#### Task goal:
Transcribe each record exactly. Include every one.

#### Dataset rows:
====================

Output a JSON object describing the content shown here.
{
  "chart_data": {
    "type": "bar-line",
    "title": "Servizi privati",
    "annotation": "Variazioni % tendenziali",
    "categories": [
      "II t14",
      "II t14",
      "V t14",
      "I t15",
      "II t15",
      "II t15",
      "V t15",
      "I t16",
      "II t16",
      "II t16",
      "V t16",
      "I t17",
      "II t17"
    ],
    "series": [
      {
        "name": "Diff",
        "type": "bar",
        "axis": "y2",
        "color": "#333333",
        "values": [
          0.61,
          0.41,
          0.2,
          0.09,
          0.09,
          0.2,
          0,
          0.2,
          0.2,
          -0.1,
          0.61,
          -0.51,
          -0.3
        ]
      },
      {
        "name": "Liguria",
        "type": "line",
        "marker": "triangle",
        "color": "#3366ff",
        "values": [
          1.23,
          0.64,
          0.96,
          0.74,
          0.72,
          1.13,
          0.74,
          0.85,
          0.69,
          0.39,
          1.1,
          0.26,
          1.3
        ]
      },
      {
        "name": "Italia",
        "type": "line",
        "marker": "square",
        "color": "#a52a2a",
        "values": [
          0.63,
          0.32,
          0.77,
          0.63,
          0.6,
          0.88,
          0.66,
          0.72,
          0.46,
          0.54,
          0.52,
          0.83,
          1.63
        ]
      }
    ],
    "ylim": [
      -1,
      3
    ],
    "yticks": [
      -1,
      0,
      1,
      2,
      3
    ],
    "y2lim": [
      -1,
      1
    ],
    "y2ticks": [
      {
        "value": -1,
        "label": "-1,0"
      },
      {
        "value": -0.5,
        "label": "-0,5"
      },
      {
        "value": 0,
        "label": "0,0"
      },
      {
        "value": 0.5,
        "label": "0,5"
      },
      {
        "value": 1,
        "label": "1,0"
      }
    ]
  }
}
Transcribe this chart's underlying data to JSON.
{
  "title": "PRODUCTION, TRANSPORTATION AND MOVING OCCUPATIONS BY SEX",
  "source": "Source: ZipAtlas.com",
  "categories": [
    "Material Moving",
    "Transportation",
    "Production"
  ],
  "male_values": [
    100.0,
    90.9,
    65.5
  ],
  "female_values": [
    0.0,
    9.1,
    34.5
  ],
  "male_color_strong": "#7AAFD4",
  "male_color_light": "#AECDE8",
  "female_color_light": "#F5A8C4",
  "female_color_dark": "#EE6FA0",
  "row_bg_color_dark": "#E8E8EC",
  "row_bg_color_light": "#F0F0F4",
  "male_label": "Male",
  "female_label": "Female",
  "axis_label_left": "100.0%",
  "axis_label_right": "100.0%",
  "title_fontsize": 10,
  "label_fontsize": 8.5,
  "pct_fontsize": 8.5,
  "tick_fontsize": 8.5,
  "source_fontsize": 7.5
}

====================

#### The result:
Output a JSON object describing the content shown here.
{
  "chart_data": {
    "type": "bar-line",
    "title": "Servizi privati",
    "annotation": "Variazioni % tendenziali",
    "categories": [
      "II t14",
      "II t14",
      "V t14",
      "I t15",
      "II t15",
      "II t15",
      "V t15",
      "I t16",
      "II t16",
      "II t16",
      "V t16",
      "I t17",
      "II t17"
    ],
    "series": [
      {
        "name": "Diff",
        "type": "bar",
        "axis": "y2",
        "color": "#333333",
        "values": [
          0.61,
          0.41,
          0.2,
          0.09,
          0.09,
          0.2,
          0,
          0.2,
          0.2,
          -0.1,
          0.61,
          -0.51,
          -0.3
        ]
      },
      {
        "name": "Liguria",
        "type": "line",
        "marker": "triangle",
        "color": "#3366ff",
        "values": [
          1.23,
          0.64,
          0.96,
          0.74,
          0.72,
          1.13,
          0.74,
          0.85,
          0.69,
          0.39,
          1.1,
          0.26,
          1.3
        ]
      },
      {
        "name": "Italia",
        "type": "line",
        "marker": "square",
        "color": "#a52a2a",
        "values": [
          0.63,
          0.32,
          0.77,
          0.63,
          0.6,
          0.88,
          0.66,
          0.72,
          0.46,
          0.54,
          0.52,
          0.83,
          1.63
        ]
      }
    ],
    "ylim": [
      -1,
      3
    ],
    "yticks": [
      -1,
      0,
      1,
      2,
      3
    ],
    "y2lim": [
      -1,
      1
    ],
    "y2ticks": [
      {
        "value": -1,
        "label": "-1,0"
      },
      {
        "value": -0.5,
        "label": "-0,5"
      },
      {
        "value": 0,
        "label": "0,0"
      },
      {
        "value": 0.5,
        "label": "0,5"
      },
      {
        "value": 1,
        "label": "1,0"
      }
    ]
  }
}
Transcribe this chart's underlying data to JSON.
{
  "title": "PRODUCTION, TRANSPORTATION AND MOVING OCCUPATIONS BY SEX",
  "source": "Source: ZipAtlas.com",
  "categories": [
    "Material Moving",
    "Transportation",
    "Production"
  ],
  "male_values": [
    100.0,
    90.9,
    65.5
  ],
  "female_values": [
    0.0,
    9.1,
    34.5
  ],
  "male_color_strong": "#7AAFD4",
  "male_color_light": "#AECDE8",
  "female_color_light": "#F5A8C4",
  "female_color_dark": "#EE6FA0",
  "row_bg_color_dark": "#E8E8EC",
  "row_bg_color_light": "#F0F0F4",
  "male_label": "Male",
  "female_label": "Female",
  "axis_label_left": "100.0%",
  "axis_label_right": "100.0%",
  "title_fontsize": 10,
  "label_fontsize": 8.5,
  "pct_fontsize": 8.5,
  "tick_fontsize": 8.5,
  "source_fontsize": 7.5
}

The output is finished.